--- Dataset content ---
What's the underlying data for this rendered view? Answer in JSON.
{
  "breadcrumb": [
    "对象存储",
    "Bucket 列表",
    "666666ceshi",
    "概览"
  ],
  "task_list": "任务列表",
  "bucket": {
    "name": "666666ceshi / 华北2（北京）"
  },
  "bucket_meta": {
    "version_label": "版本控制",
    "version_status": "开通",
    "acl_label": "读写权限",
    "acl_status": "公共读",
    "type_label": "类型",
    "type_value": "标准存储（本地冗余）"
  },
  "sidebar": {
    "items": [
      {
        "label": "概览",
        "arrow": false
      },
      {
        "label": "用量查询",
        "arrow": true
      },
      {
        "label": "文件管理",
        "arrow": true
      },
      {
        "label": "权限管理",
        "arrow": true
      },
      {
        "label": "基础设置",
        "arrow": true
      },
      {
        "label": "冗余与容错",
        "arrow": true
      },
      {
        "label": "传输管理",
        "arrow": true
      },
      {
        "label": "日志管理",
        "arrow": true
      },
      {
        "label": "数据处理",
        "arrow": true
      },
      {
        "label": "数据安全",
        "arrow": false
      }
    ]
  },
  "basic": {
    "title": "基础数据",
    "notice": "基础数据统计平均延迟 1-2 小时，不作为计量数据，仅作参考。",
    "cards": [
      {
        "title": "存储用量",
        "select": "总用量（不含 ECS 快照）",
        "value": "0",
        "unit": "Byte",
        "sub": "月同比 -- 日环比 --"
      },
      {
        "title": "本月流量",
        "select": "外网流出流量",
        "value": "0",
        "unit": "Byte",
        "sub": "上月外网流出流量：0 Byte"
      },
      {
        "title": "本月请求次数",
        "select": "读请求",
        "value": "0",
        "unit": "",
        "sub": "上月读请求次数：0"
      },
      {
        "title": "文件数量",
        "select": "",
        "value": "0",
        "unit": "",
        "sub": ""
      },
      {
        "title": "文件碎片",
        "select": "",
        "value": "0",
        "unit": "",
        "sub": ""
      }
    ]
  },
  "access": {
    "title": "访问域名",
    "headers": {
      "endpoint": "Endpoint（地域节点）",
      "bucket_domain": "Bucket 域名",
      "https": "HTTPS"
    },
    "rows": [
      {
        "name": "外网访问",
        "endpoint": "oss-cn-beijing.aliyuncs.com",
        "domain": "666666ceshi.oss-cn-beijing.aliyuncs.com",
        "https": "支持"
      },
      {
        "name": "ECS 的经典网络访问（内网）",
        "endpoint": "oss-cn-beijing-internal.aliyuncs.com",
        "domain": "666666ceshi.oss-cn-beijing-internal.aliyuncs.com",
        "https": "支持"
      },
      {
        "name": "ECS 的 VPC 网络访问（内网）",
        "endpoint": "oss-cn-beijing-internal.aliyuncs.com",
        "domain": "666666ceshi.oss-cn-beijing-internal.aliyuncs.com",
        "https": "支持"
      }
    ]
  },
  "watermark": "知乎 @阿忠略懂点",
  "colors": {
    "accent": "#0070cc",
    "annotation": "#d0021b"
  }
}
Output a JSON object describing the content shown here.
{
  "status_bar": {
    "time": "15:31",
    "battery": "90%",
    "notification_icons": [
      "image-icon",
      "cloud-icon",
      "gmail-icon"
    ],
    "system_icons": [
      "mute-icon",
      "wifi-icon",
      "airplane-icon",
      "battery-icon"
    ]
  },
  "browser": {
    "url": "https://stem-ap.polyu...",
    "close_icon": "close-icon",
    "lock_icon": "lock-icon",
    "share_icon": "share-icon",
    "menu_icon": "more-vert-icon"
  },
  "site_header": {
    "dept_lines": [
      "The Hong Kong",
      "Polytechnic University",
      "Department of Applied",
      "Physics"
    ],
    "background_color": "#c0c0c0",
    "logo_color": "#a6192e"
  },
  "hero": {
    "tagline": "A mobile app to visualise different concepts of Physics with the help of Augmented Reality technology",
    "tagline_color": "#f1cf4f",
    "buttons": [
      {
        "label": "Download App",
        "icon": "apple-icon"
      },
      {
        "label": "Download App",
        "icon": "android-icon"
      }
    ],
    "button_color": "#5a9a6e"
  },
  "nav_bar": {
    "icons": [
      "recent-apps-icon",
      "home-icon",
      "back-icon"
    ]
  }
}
---
Exercise ▸ Every record above needs to be repeated word for word.

Correct response ▸
What's the underlying data for this rendered view? Answer in JSON.
{
  "breadcrumb": [
    "对象存储",
    "Bucket 列表",
    "666666ceshi",
    "概览"
  ],
  "task_list": "任务列表",
  "bucket": {
    "name": "666666ceshi / 华北2（北京）"
  },
  "bucket_meta": {
    "version_label": "版本控制",
    "version_status": "开通",
    "acl_label": "读写权限",
    "acl_status": "公共读",
    "type_label": "类型",
    "type_value": "标准存储（本地冗余）"
  },
  "sidebar": {
    "items": [
      {
        "label": "概览",
        "arrow": false
      },
      {
        "label": "用量查询",
        "arrow": true
      },
      {
        "label": "文件管理",
        "arrow": true
      },
      {
        "label": "权限管理",
        "arrow": true
      },
      {
        "label": "基础设置",
        "arrow": true
      },
      {
        "label": "冗余与容错",
        "arrow": true
      },
      {
        "label": "传输管理",
        "arrow": true
      },
      {
        "label": "日志管理",
        "arrow": true
      },
      {
        "label": "数据处理",
        "arrow": true
      },
      {
        "label": "数据安全",
        "arrow": false
      }
    ]
  },
  "basic": {
    "title": "基础数据",
    "notice": "基础数据统计平均延迟 1-2 小时，不作为计量数据，仅作参考。",
    "cards": [
      {
        "title": "存储用量",
        "select": "总用量（不含 ECS 快照）",
        "value": "0",
        "unit": "Byte",
        "sub": "月同比 -- 日环比 --"
      },
      {
        "title": "本月流量",
        "select": "外网流出流量",
        "value": "0",
        "unit": "Byte",
        "sub": "上月外网流出流量：0 Byte"
      },
      {
        "title": "本月请求次数",
        "select": "读请求",
        "value": "0",
        "unit": "",
        "sub": "上月读请求次数：0"
      },
      {
        "title": "文件数量",
        "select": "",
        "value": "0",
        "unit": "",
        "sub": ""
      },
      {
        "title": "文件碎片",
        "select": "",
        "value": "0",
        "unit": "",
        "sub": ""
      }
    ]
  },
  "access": {
    "title": "访问域名",
    "headers": {
      "endpoint": "Endpoint（地域节点）",
      "bucket_domain": "Bucket 域名",
      "https": "HTTPS"
    },
    "rows": [
      {
        "name": "外网访问",
        "endpoint": "oss-cn-beijing.aliyuncs.com",
        "domain": "666666ceshi.oss-cn-beijing.aliyuncs.com",
        "https": "支持"
      },
      {
        "name": "ECS 的经典网络访问（内网）",
        "endpoint": "oss-cn-beijing-internal.aliyuncs.com",
        "domain": "666666ceshi.oss-cn-beijing-internal.aliyuncs.com",
        "https": "支持"
      },
      {
        "name": "ECS 的 VPC 网络访问（内网）",
        "endpoint": "oss-cn-beijing-internal.aliyuncs.com",
        "domain": "666666ceshi.oss-cn-beijing-internal.aliyuncs.com",
        "https": "支持"
      }
    ]
  },
  "watermark": "知乎 @阿忠略懂点",
  "colors": {
    "accent": "#0070cc",
    "annotation": "#d0021b"
  }
}
Output a JSON object describing the content shown here.
{
  "status_bar": {
    "time": "15:31",
    "battery": "90%",
    "notification_icons": [
      "image-icon",
      "cloud-icon",
      "gmail-icon"
    ],
    "system_icons": [
      "mute-icon",
      "wifi-icon",
      "airplane-icon",
      "battery-icon"
    ]
  },
  "browser": {
    "url": "https://stem-ap.polyu...",
    "close_icon": "close-icon",
    "lock_icon": "lock-icon",
    "share_icon": "share-icon",
    "menu_icon": "more-vert-icon"
  },
  "site_header": {
    "dept_lines": [
      "The Hong Kong",
      "Polytechnic University",
      "Department of Applied",
      "Physics"
    ],
    "background_color": "#c0c0c0",
    "logo_color": "#a6192e"
  },
  "hero": {
    "tagline": "A mobile app to visualise different concepts of Physics with the help of Augmented Reality technology",
    "tagline_color": "#f1cf4f",
    "buttons": [
      {
        "label": "Download App",
        "icon": "apple-icon"
      },
      {
        "label": "Download App",
        "icon": "android-icon"
      }
    ],
    "button_color": "#5a9a6e"
  },
  "nav_bar": {
    "icons": [
      "recent-apps-icon",
      "home-icon",
      "back-icon"
    ]
  }
}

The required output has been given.